▶ SUPPLIED RECORDS:
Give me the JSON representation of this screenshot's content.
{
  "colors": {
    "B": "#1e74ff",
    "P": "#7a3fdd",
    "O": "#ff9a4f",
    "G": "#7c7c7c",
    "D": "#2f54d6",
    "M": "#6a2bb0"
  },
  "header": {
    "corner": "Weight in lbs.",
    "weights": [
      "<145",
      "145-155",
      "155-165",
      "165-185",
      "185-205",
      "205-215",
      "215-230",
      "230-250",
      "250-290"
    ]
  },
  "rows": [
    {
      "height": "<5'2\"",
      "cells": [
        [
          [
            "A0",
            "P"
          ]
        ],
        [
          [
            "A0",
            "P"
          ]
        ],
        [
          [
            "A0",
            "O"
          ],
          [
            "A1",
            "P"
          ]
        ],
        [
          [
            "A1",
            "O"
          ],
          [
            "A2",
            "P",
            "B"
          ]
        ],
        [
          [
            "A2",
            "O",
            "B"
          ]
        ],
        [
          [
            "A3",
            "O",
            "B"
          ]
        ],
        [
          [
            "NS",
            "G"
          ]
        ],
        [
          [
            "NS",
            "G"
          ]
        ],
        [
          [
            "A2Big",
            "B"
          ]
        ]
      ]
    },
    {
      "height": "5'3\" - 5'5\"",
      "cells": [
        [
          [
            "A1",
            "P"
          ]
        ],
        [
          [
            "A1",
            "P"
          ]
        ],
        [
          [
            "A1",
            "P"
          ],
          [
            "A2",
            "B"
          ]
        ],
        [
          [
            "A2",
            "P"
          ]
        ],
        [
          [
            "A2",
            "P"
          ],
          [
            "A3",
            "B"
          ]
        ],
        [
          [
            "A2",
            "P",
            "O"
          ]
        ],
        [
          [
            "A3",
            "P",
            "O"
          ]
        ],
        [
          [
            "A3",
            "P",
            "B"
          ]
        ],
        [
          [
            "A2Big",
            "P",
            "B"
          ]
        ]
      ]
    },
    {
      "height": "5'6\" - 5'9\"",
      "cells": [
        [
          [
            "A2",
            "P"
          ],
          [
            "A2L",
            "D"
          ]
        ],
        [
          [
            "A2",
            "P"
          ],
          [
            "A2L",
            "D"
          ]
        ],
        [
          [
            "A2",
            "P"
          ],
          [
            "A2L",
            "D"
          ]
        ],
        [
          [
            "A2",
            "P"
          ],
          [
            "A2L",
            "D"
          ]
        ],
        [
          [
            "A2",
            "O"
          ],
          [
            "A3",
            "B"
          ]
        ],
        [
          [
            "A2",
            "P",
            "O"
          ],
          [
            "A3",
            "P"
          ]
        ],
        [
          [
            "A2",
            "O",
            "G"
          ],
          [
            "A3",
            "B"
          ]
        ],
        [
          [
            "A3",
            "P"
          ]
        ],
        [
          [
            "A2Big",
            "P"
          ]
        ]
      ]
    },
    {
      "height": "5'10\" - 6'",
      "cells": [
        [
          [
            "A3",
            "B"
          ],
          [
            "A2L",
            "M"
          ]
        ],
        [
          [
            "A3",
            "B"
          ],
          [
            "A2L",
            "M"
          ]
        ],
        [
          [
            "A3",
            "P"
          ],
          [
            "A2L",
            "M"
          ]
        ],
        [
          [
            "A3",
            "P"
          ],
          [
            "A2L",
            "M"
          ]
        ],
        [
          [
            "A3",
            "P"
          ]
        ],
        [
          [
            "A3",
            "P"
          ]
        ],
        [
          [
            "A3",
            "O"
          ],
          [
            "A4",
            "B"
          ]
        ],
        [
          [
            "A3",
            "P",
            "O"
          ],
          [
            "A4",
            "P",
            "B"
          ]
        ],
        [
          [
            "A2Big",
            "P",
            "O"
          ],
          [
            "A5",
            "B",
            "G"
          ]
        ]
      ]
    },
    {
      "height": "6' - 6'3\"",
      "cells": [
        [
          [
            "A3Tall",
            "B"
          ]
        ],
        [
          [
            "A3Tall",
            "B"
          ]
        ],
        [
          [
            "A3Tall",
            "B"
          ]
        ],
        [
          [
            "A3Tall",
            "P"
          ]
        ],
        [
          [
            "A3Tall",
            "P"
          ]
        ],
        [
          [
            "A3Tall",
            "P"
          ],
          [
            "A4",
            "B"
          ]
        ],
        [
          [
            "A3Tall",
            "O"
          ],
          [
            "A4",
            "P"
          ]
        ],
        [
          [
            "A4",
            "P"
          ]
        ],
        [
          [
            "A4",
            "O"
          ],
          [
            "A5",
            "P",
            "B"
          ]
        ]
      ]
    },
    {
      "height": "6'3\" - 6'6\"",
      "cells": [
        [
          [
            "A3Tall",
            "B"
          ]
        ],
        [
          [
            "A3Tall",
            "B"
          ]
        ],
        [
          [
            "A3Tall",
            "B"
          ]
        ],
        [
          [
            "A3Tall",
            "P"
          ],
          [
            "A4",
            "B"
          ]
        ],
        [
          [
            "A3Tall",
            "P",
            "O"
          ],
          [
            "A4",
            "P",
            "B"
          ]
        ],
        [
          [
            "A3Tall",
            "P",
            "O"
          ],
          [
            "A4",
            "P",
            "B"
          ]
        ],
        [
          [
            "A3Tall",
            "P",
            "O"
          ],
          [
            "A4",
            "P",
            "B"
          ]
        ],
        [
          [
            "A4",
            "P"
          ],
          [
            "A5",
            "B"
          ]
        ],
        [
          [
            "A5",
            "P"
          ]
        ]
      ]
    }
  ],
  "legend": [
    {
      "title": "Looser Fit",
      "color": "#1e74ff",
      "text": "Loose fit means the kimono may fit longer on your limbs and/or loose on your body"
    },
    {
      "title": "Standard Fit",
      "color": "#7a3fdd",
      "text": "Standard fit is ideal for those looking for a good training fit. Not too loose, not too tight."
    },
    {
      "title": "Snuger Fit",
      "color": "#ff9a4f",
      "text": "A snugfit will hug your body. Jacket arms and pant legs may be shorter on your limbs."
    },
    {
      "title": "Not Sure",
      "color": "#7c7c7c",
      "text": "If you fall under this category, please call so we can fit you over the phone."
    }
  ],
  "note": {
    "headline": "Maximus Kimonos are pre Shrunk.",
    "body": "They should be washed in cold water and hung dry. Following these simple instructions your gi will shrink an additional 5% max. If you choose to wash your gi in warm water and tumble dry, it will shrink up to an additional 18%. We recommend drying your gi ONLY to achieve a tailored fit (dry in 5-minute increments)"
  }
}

▶ TO DO: Write out every line of the listing that holds the word "this".

▶ IN RESPONSE:
Give me the JSON representation of this screenshot's content.
      "text": "If you fall under this category, please call so we can fit you over the phone."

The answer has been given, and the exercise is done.